■ **Data for this task**:
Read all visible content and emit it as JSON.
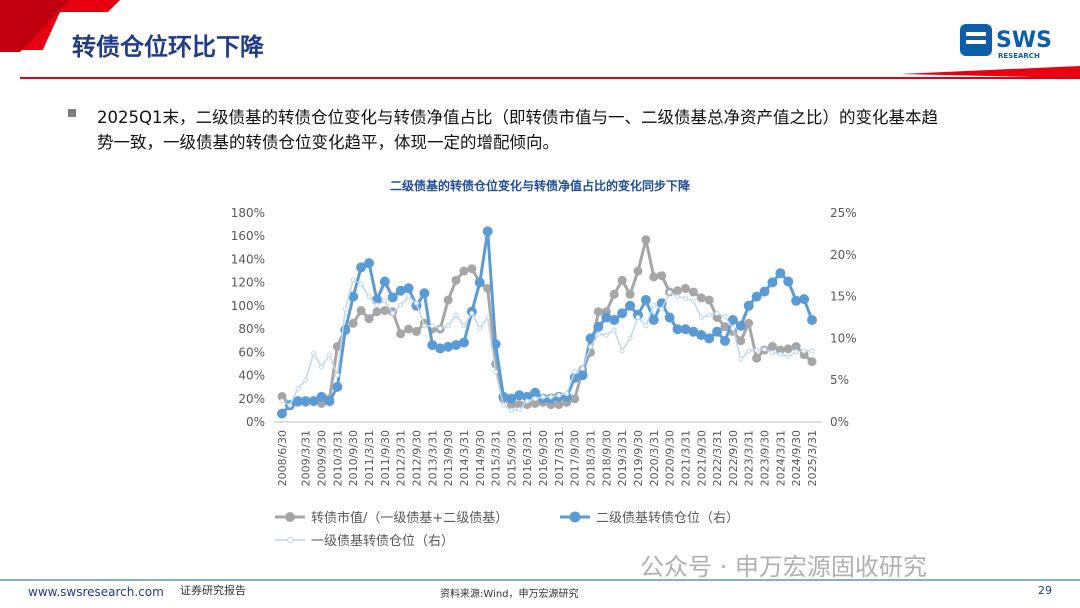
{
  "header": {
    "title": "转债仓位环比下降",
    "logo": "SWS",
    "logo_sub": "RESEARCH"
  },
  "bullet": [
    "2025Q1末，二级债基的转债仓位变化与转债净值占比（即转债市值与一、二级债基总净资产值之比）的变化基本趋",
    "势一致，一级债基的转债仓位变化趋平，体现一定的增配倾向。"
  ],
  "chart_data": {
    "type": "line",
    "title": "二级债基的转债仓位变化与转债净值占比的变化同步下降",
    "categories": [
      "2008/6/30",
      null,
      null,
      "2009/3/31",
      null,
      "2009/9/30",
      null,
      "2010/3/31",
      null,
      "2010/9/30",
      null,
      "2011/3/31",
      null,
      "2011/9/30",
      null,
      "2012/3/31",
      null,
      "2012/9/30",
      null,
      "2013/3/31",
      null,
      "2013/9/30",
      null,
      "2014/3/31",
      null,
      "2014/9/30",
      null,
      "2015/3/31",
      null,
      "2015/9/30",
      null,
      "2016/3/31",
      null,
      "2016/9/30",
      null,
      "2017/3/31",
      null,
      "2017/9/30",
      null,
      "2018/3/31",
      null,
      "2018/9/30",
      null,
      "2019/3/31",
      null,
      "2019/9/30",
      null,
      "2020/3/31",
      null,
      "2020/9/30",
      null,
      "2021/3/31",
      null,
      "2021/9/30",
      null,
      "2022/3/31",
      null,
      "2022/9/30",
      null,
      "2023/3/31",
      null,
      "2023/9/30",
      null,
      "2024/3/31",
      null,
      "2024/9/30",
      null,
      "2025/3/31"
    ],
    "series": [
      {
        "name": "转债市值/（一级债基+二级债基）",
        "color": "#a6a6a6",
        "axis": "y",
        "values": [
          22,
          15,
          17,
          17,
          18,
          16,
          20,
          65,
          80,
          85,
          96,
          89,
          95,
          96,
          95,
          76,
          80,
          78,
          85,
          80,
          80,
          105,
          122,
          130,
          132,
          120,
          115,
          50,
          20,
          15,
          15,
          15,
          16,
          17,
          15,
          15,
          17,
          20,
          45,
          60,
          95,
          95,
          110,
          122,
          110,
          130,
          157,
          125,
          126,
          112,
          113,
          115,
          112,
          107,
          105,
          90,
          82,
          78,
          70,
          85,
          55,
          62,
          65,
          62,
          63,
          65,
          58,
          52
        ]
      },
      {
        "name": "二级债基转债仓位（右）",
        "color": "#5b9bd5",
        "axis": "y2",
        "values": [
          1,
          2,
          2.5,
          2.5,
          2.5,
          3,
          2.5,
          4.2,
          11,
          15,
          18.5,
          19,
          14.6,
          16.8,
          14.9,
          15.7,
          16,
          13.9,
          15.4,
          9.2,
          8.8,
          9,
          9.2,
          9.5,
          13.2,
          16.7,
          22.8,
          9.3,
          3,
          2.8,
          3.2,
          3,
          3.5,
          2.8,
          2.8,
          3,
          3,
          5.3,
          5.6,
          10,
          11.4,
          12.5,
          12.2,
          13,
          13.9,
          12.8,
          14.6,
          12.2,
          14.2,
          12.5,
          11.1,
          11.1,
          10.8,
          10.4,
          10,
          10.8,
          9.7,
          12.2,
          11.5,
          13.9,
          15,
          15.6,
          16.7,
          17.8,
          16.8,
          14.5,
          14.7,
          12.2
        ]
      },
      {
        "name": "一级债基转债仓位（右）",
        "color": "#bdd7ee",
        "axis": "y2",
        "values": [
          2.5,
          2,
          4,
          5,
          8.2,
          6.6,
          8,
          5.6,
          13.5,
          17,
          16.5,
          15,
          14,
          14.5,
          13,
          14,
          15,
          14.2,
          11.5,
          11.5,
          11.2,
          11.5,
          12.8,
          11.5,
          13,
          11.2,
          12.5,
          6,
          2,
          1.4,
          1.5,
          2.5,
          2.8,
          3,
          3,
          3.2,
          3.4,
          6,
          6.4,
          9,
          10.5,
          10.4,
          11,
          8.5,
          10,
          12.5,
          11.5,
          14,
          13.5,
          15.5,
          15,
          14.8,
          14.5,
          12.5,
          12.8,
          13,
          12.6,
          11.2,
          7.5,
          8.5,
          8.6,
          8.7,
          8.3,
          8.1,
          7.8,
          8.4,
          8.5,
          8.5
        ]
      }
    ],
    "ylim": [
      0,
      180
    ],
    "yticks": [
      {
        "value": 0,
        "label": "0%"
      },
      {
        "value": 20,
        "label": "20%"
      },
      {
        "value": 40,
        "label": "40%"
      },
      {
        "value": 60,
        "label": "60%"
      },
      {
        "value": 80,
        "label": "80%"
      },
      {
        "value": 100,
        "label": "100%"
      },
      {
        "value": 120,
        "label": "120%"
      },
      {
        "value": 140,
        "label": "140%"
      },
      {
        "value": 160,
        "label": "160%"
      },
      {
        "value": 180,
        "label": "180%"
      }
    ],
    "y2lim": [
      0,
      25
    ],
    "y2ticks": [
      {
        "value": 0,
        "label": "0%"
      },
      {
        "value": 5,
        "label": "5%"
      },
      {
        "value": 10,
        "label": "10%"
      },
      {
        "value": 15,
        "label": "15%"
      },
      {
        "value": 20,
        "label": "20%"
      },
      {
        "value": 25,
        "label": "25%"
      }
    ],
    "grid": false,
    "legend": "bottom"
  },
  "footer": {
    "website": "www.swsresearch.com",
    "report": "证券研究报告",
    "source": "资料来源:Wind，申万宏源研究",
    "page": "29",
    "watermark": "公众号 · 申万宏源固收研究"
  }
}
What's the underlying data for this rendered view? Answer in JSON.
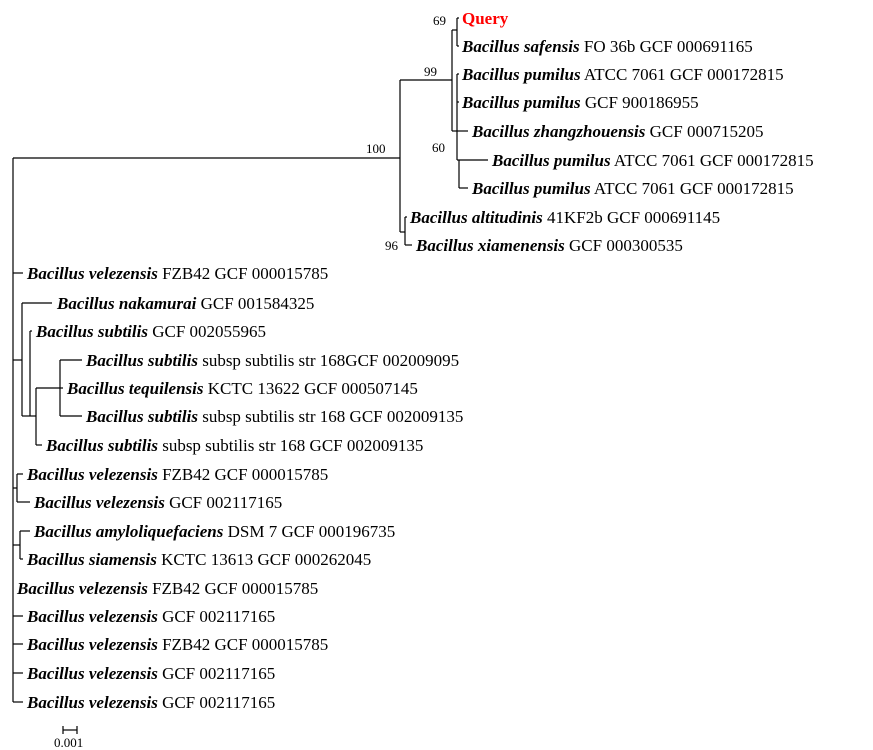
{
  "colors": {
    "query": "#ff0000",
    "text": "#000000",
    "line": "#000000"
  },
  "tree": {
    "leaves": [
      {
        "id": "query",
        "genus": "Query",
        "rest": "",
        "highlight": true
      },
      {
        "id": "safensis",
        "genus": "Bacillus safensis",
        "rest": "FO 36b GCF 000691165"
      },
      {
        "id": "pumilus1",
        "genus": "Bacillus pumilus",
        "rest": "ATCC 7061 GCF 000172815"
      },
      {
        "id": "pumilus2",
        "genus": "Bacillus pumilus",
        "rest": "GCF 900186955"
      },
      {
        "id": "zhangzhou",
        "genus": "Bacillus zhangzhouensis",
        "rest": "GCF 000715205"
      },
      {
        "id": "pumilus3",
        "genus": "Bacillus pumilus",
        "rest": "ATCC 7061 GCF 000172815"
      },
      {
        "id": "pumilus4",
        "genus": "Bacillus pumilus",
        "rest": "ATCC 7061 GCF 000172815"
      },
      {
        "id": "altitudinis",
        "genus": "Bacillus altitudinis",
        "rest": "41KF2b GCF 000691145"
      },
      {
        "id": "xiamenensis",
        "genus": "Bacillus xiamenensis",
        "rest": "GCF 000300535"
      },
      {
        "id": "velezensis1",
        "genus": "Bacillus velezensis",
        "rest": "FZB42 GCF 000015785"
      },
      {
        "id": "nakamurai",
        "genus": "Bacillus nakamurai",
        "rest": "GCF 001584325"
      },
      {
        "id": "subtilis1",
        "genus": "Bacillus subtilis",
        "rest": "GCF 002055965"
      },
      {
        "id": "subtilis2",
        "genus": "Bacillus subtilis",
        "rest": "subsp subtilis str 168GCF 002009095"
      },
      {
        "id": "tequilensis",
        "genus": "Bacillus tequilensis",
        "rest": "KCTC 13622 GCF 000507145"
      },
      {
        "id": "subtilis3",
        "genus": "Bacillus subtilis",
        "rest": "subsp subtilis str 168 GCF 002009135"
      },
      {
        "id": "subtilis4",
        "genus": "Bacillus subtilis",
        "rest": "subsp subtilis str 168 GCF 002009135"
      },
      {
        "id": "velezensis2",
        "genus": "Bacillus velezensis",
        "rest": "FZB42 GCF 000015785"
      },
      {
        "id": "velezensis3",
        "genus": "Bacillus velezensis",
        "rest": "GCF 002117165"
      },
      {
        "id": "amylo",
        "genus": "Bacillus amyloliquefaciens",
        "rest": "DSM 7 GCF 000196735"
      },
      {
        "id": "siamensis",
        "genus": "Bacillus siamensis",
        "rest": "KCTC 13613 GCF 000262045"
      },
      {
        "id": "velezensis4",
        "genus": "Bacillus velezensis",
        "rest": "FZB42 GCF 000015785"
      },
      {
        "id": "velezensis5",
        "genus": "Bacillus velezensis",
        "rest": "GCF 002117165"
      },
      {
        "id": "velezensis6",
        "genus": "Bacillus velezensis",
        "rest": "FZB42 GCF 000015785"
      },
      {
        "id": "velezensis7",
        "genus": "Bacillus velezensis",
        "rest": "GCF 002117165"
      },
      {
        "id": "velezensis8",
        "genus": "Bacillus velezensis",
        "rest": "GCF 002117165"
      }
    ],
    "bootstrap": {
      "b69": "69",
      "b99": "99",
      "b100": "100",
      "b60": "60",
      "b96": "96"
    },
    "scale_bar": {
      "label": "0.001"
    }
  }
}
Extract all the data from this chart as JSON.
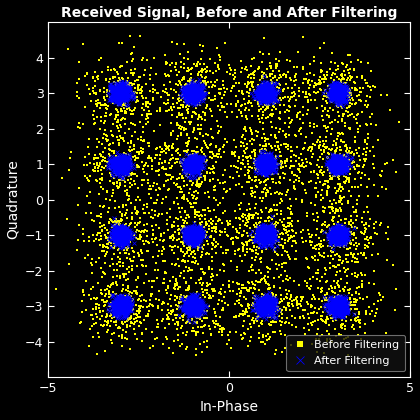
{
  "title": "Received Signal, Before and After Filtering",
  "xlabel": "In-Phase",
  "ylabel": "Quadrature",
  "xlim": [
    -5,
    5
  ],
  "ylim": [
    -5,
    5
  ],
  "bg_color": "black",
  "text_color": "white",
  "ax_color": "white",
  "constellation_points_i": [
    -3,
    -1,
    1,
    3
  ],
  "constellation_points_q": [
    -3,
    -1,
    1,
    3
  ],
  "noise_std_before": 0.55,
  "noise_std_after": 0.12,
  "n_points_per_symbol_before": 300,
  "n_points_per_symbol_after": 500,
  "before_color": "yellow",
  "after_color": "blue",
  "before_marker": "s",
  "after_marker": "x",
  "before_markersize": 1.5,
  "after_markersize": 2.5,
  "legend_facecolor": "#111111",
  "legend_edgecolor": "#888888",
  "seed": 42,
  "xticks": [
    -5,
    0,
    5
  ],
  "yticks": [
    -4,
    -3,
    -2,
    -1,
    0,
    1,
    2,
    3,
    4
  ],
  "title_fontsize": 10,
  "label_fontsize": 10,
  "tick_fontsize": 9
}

■ **Do this**: Copy each line containing the word "name" from the data.

■ **Exercise output**:
        "name": "转债市值/（一级债基+二级债基）",
        "name": "二级债基转债仓位（右）",
        "name": "一级债基转债仓位（右）",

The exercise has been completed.